EXERCISE PROMPT >> Count the lines in the data below where the string "Description" occurs, please, and give the number alone.

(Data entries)
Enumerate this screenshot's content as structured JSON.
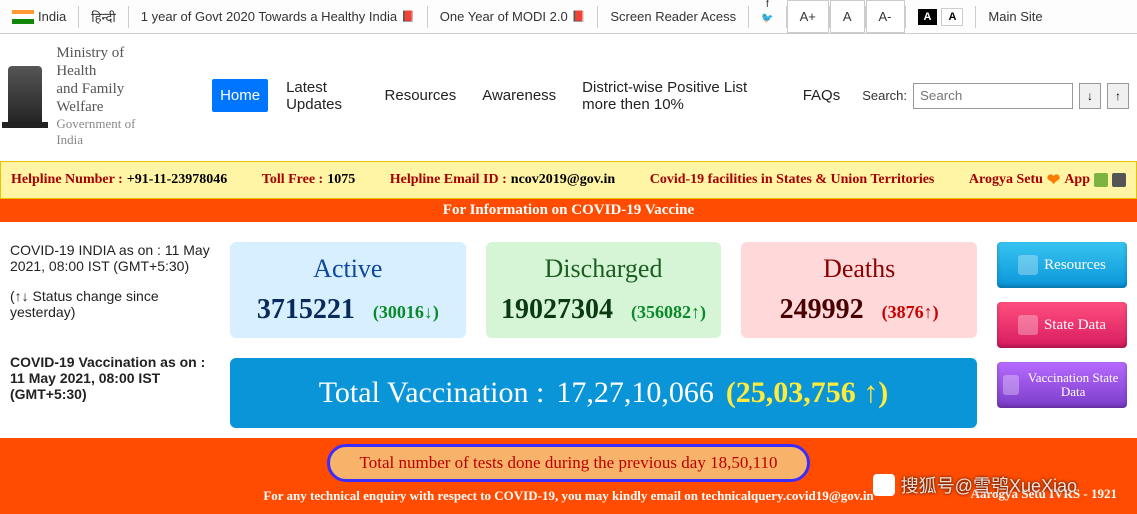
{
  "topbar": {
    "country": "India",
    "lang": "हिन्दी",
    "link1": "1 year of Govt 2020 Towards a Healthy India",
    "link2": "One Year of MODI 2.0",
    "reader": "Screen Reader Acess",
    "aplus": "A+",
    "a": "A",
    "aminus": "A-",
    "scheme_dark": "A",
    "scheme_light": "A",
    "mainsite": "Main Site"
  },
  "ministry": {
    "l1a": "Ministry of Health",
    "l1b": "and Family Welfare",
    "l2": "Government of India"
  },
  "nav": [
    "Home",
    "Latest Updates",
    "Resources",
    "Awareness",
    "District-wise Positive List more then 10%",
    "FAQs"
  ],
  "search": {
    "label": "Search:",
    "placeholder": "Search",
    "up": "↓",
    "down": "↑"
  },
  "helpline": {
    "hnum_label": "Helpline Number :",
    "hnum": "+91-11-23978046",
    "toll_label": "Toll Free :",
    "toll": "1075",
    "email_label": "Helpline Email ID :",
    "email": "ncov2019@gov.in",
    "facilities": "Covid-19 facilities in States & Union Territories",
    "arogya": "Arogya Setu",
    "app": "App"
  },
  "banner": "For Information on COVID-19 Vaccine",
  "status": {
    "as_on": "COVID-19 INDIA as on : 11 May 2021, 08:00 IST (GMT+5:30)",
    "change": "(↑↓ Status change since yesterday)",
    "vac_as_on": "COVID-19 Vaccination as on : 11 May 2021, 08:00 IST (GMT+5:30)"
  },
  "cards": {
    "active": {
      "title": "Active",
      "value": "3715221",
      "delta": "(30016↓)"
    },
    "discharged": {
      "title": "Discharged",
      "value": "19027304",
      "delta": "(356082↑)"
    },
    "deaths": {
      "title": "Deaths",
      "value": "249992",
      "delta": "(3876↑)"
    }
  },
  "vaccination": {
    "label": "Total Vaccination :",
    "value": "17,27,10,066",
    "delta": "(25,03,756 ↑)"
  },
  "rbtns": {
    "resources": "Resources",
    "state": "State Data",
    "vacstate": "Vaccination State Data"
  },
  "bottom": {
    "tests": "Total number of tests done during the previous day 18,50,110",
    "tech": "For any technical enquiry with respect to COVID-19, you may kindly email on technicalquery.covid19@gov.in",
    "ivrs": "Aarogya Setu IVRS - 1921"
  },
  "watermark": "搜狐号@雪鸮XueXiao"
}
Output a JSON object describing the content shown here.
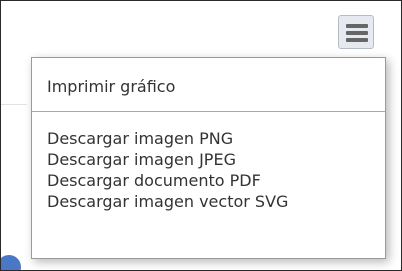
{
  "export_menu": {
    "button_icon": "hamburger-menu-icon",
    "print_label": "Imprimir gráfico",
    "items": [
      {
        "label": "Descargar imagen PNG"
      },
      {
        "label": "Descargar imagen JPEG"
      },
      {
        "label": "Descargar documento PDF"
      },
      {
        "label": "Descargar imagen vector SVG"
      }
    ]
  },
  "colors": {
    "menu_text": "#333333",
    "button_background": "#e6eaf0",
    "icon": "#666666",
    "series_color": "#4a78c6"
  }
}
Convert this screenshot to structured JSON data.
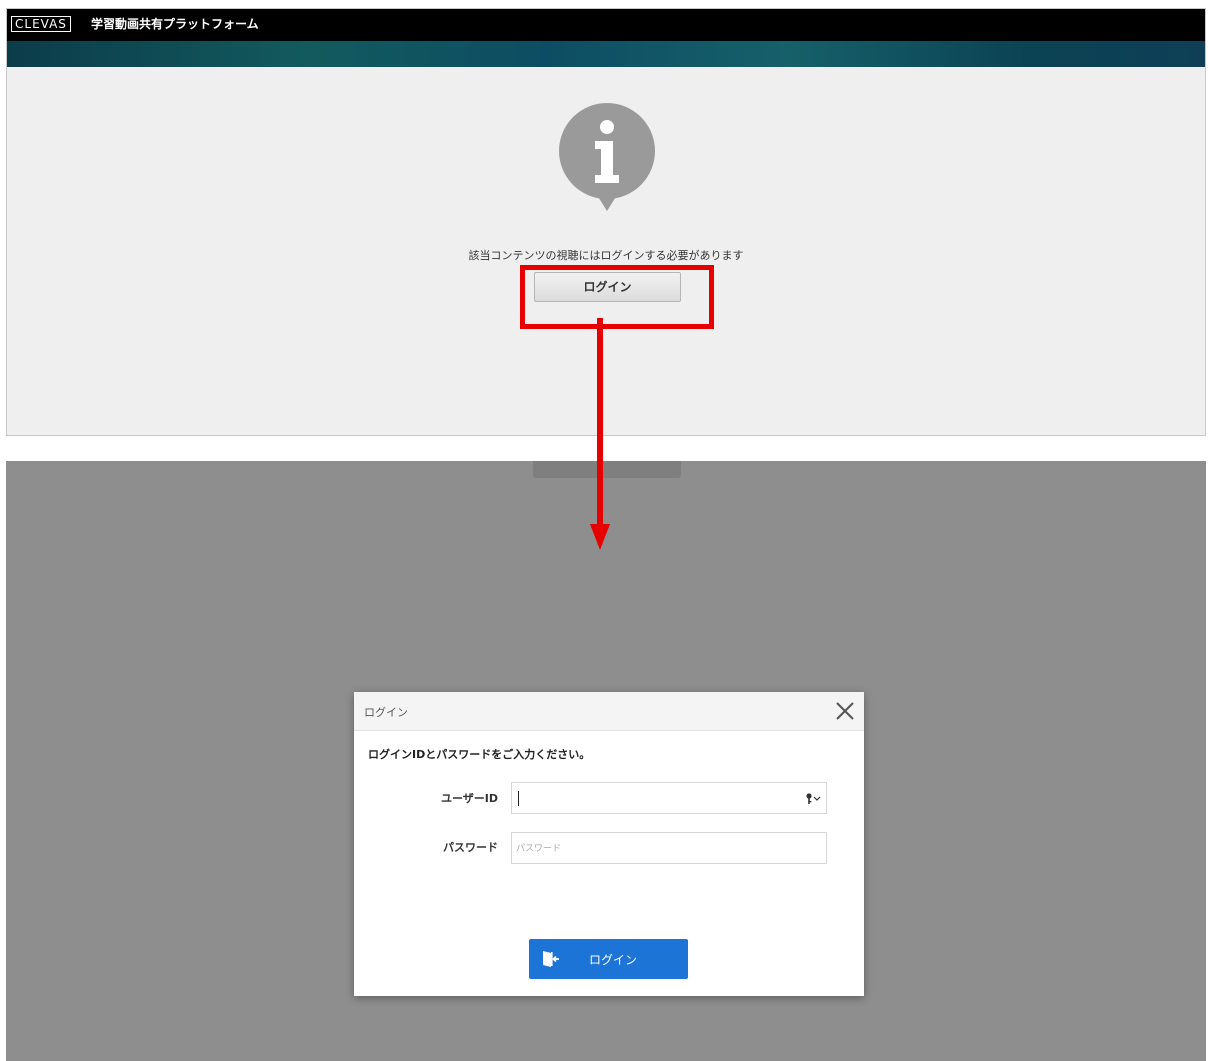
{
  "top_screen": {
    "logo_text": "CLEVAS",
    "platform_title": "学習動画共有プラットフォーム",
    "message": "該当コンテンツの視聴にはログインする必要があります",
    "login_button_label": "ログイン"
  },
  "dialog": {
    "title": "ログイン",
    "instruction": "ログインIDとパスワードをご入力ください。",
    "userid_label": "ユーザーID",
    "userid_value": "",
    "password_label": "パスワード",
    "password_placeholder": "パスワード",
    "submit_label": "ログイン"
  },
  "colors": {
    "highlight": "#e60000",
    "submit_button": "#1c74d6",
    "overlay": "#8e8e8e",
    "header_bar": "#000000"
  },
  "icons": {
    "info": "info-icon",
    "close": "close-icon",
    "key": "key-icon",
    "login_door": "door-icon",
    "arrow": "down-arrow-icon"
  }
}
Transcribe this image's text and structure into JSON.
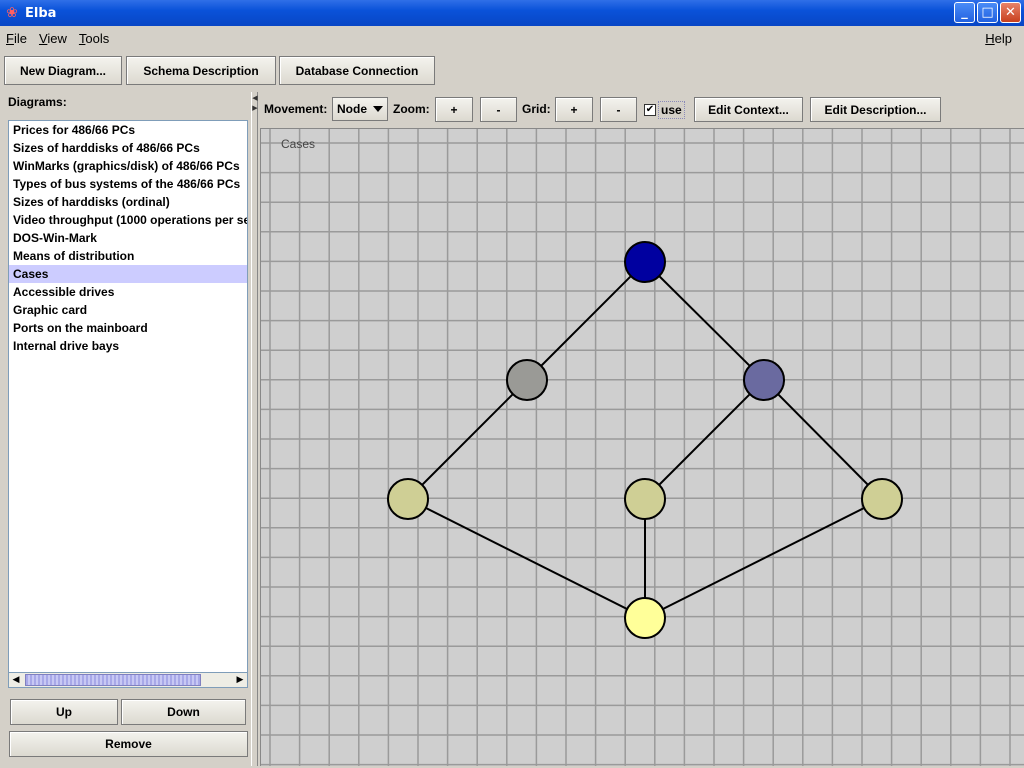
{
  "window": {
    "title": "Elba",
    "minimize": "_",
    "maximize": "□",
    "close": "✕"
  },
  "menu": {
    "file": "File",
    "view": "View",
    "tools": "Tools",
    "help": "Help"
  },
  "toolbar": {
    "new_diagram": "New Diagram...",
    "schema_description": "Schema Description",
    "database_connection": "Database Connection"
  },
  "diagrams": {
    "header": "Diagrams:",
    "items": [
      {
        "label": "Prices for 486/66 PCs",
        "selected": false
      },
      {
        "label": "Sizes of harddisks of 486/66 PCs",
        "selected": false
      },
      {
        "label": "WinMarks (graphics/disk) of 486/66 PCs",
        "selected": false
      },
      {
        "label": "Types of bus systems of the 486/66 PCs",
        "selected": false
      },
      {
        "label": "Sizes of harddisks (ordinal)",
        "selected": false
      },
      {
        "label": "Video throughput (1000 operations per se",
        "selected": false
      },
      {
        "label": "DOS-Win-Mark",
        "selected": false
      },
      {
        "label": "Means of distribution",
        "selected": false
      },
      {
        "label": "Cases",
        "selected": true
      },
      {
        "label": "Accessible drives",
        "selected": false
      },
      {
        "label": "Graphic card",
        "selected": false
      },
      {
        "label": "Ports on the mainboard",
        "selected": false
      },
      {
        "label": "Internal drive bays",
        "selected": false
      }
    ],
    "up": "Up",
    "down": "Down",
    "remove": "Remove"
  },
  "controls": {
    "movement_label": "Movement:",
    "movement_value": "Node",
    "zoom_label": "Zoom:",
    "zoom_plus": "+",
    "zoom_minus": "-",
    "grid_label": "Grid:",
    "grid_plus": "+",
    "grid_minus": "-",
    "use_checked": true,
    "use_label": "use",
    "edit_context": "Edit Context...",
    "edit_description": "Edit Description..."
  },
  "diagram": {
    "title": "Cases",
    "colors": {
      "top": "#0000a0",
      "grey": "#9a9a96",
      "purple": "#6a6aa0",
      "khaki": "#cfcf95",
      "bottom": "#ffff99",
      "grid": "#9a9a9a",
      "background": "#cfcfcf"
    }
  }
}
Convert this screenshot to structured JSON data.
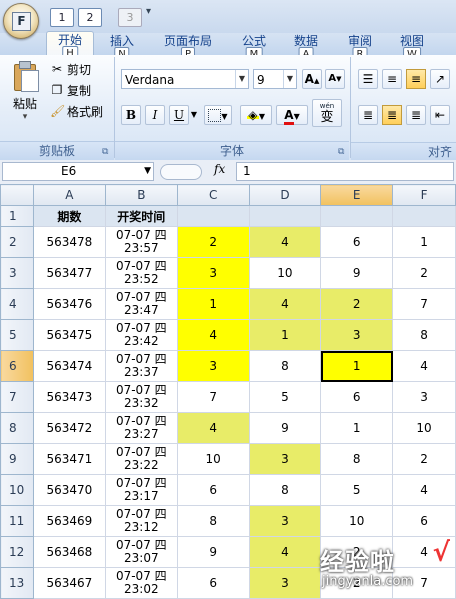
{
  "quick_access": {
    "office_key": "F",
    "keytips": [
      "1",
      "2",
      "3"
    ]
  },
  "tabs": [
    {
      "label": "开始",
      "keytip": "H",
      "active": true
    },
    {
      "label": "插入",
      "keytip": "N",
      "active": false
    },
    {
      "label": "页面布局",
      "keytip": "P",
      "active": false
    },
    {
      "label": "公式",
      "keytip": "M",
      "active": false
    },
    {
      "label": "数据",
      "keytip": "A",
      "active": false
    },
    {
      "label": "审阅",
      "keytip": "R",
      "active": false
    },
    {
      "label": "视图",
      "keytip": "W",
      "active": false
    }
  ],
  "ribbon": {
    "clipboard": {
      "paste_label": "粘贴",
      "cut_label": "剪切",
      "copy_label": "复制",
      "format_painter_label": "格式刷",
      "group_label": "剪贴板"
    },
    "font": {
      "font_name": "Verdana",
      "font_size": "9",
      "grow_label": "A",
      "shrink_label": "A",
      "bold_label": "B",
      "italic_label": "I",
      "underline_label": "U",
      "font_color_label": "A",
      "phonetic_label": "变",
      "phonetic_top": "wén",
      "group_label": "字体"
    },
    "alignment": {
      "group_label": "对齐"
    }
  },
  "formula_bar": {
    "name_box": "E6",
    "fx_label": "fx",
    "value": "1"
  },
  "sheet": {
    "columns": [
      "A",
      "B",
      "C",
      "D",
      "E",
      "F"
    ],
    "row_numbers": [
      "1",
      "2",
      "3",
      "4",
      "5",
      "6",
      "7",
      "8",
      "9",
      "10",
      "11",
      "12",
      "13"
    ],
    "header": {
      "period": "期数",
      "time": "开奖时间"
    },
    "rows": [
      {
        "period": "563478",
        "date": "07-07 四",
        "time": "23:57",
        "c": "2",
        "d": "4",
        "e": "6",
        "f": "1"
      },
      {
        "period": "563477",
        "date": "07-07 四",
        "time": "23:52",
        "c": "3",
        "d": "10",
        "e": "9",
        "f": "2"
      },
      {
        "period": "563476",
        "date": "07-07 四",
        "time": "23:47",
        "c": "1",
        "d": "4",
        "e": "2",
        "f": "7"
      },
      {
        "period": "563475",
        "date": "07-07 四",
        "time": "23:42",
        "c": "4",
        "d": "1",
        "e": "3",
        "f": "8"
      },
      {
        "period": "563474",
        "date": "07-07 四",
        "time": "23:37",
        "c": "3",
        "d": "8",
        "e": "1",
        "f": "4"
      },
      {
        "period": "563473",
        "date": "07-07 四",
        "time": "23:32",
        "c": "7",
        "d": "5",
        "e": "6",
        "f": "3"
      },
      {
        "period": "563472",
        "date": "07-07 四",
        "time": "23:27",
        "c": "4",
        "d": "9",
        "e": "1",
        "f": "10"
      },
      {
        "period": "563471",
        "date": "07-07 四",
        "time": "23:22",
        "c": "10",
        "d": "3",
        "e": "8",
        "f": "2"
      },
      {
        "period": "563470",
        "date": "07-07 四",
        "time": "23:17",
        "c": "6",
        "d": "8",
        "e": "5",
        "f": "4"
      },
      {
        "period": "563469",
        "date": "07-07 四",
        "time": "23:12",
        "c": "8",
        "d": "3",
        "e": "10",
        "f": "6"
      },
      {
        "period": "563468",
        "date": "07-07 四",
        "time": "23:07",
        "c": "9",
        "d": "4",
        "e": "2",
        "f": "4"
      },
      {
        "period": "563467",
        "date": "07-07 四",
        "time": "23:02",
        "c": "6",
        "d": "3",
        "e": "2",
        "f": "7"
      }
    ]
  },
  "colors": {
    "highlight_bright": "#ffff00",
    "highlight_soft": "#e8ec68",
    "selected_header": "#f1c15f"
  },
  "watermark": {
    "title": "经验啦",
    "check": "√",
    "url": "jingyanla.com"
  }
}
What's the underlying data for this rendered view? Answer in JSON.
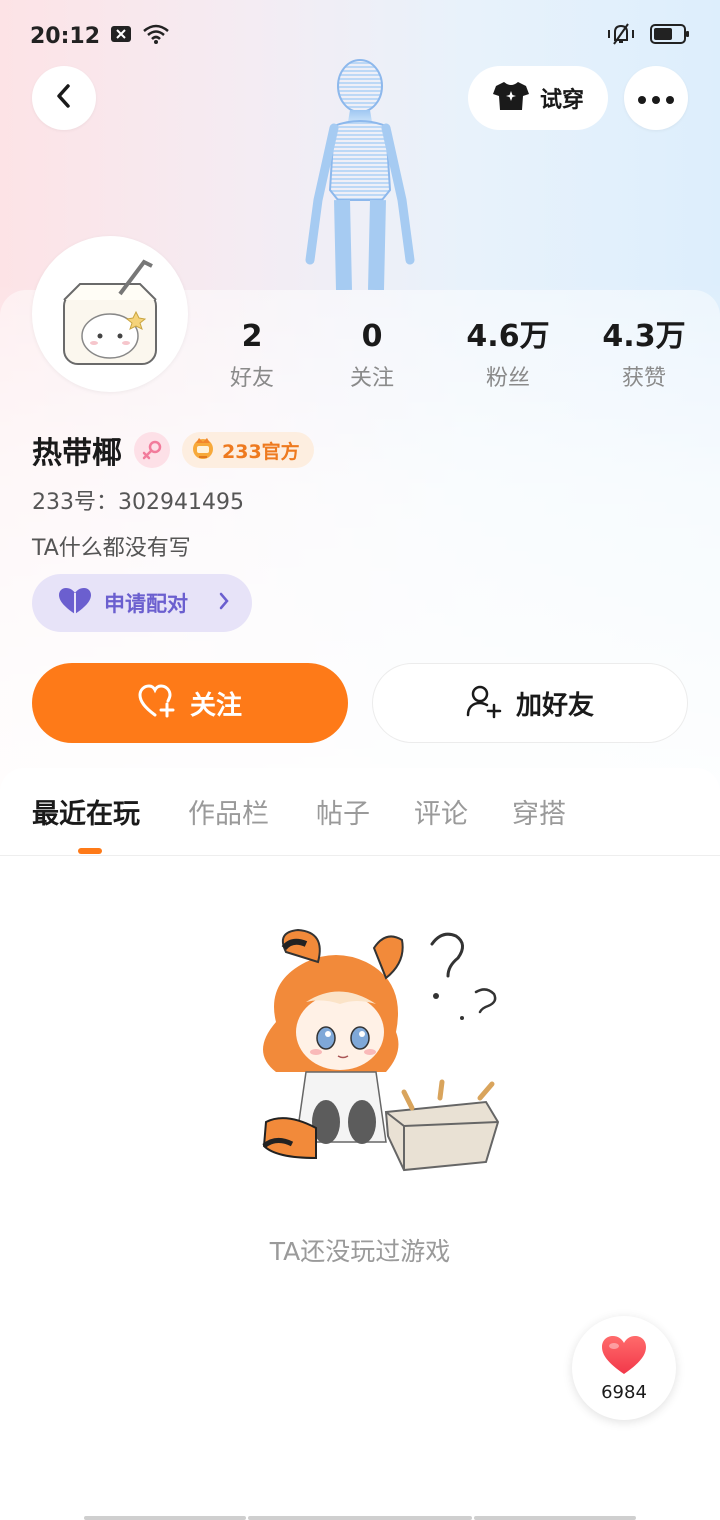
{
  "status_bar": {
    "time": "20:12"
  },
  "header": {
    "tryon_label": "试穿"
  },
  "profile": {
    "stats": [
      {
        "value": "2",
        "label": "好友"
      },
      {
        "value": "0",
        "label": "关注"
      },
      {
        "value": "4.6万",
        "label": "粉丝"
      },
      {
        "value": "4.3万",
        "label": "获赞"
      }
    ],
    "nickname": "热带椰",
    "official_badge": "233官方",
    "uid": "233号：302941495",
    "bio": "TA什么都没有写",
    "pair_label": "申请配对"
  },
  "actions": {
    "follow_label": "关注",
    "add_friend_label": "加好友"
  },
  "tabs": [
    "最近在玩",
    "作品栏",
    "帖子",
    "评论",
    "穿搭"
  ],
  "active_tab_index": 0,
  "empty_state": {
    "text": "TA还没玩过游戏"
  },
  "like_widget": {
    "count": "6984"
  },
  "colors": {
    "accent": "#fe7a18",
    "pair": "#6b5fcf",
    "official": "#ee7a1f"
  }
}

SOLUTION TO THE EXERCISE >> 2